Directive:
Reproduce the entries exactly.

Records to use:
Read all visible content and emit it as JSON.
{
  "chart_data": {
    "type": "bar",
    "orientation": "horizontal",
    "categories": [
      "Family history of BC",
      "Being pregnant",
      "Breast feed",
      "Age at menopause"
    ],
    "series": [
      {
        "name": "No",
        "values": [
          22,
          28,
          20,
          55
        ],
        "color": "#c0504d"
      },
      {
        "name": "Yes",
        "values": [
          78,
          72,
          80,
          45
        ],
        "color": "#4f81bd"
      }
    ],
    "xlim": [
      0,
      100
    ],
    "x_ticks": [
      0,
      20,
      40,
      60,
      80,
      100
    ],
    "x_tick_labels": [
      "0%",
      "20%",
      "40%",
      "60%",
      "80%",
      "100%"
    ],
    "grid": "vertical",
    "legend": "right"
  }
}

In response:
Read all visible content and emit it as JSON.
{
  "chart_data": {
    "type": "bar",
    "orientation": "horizontal",
    "categories": [
      "Family history of BC",
      "Being pregnant",
      "Breast feed",
      "Age at menopause"
    ],
    "series": [
      {
        "name": "No",
        "values": [
          22,
          28,
          20,
          55
        ],
        "color": "#c0504d"
      },
      {
        "name": "Yes",
        "values": [
          78,
          72,
          80,
          45
        ],
        "color": "#4f81bd"
      }
    ],
    "xlim": [
      0,
      100
    ],
    "x_ticks": [
      0,
      20,
      40,
      60,
      80,
      100
    ],
    "x_tick_labels": [
      "0%",
      "20%",
      "40%",
      "60%",
      "80%",
      "100%"
    ],
    "grid": "vertical",
    "legend": "right"
  }
}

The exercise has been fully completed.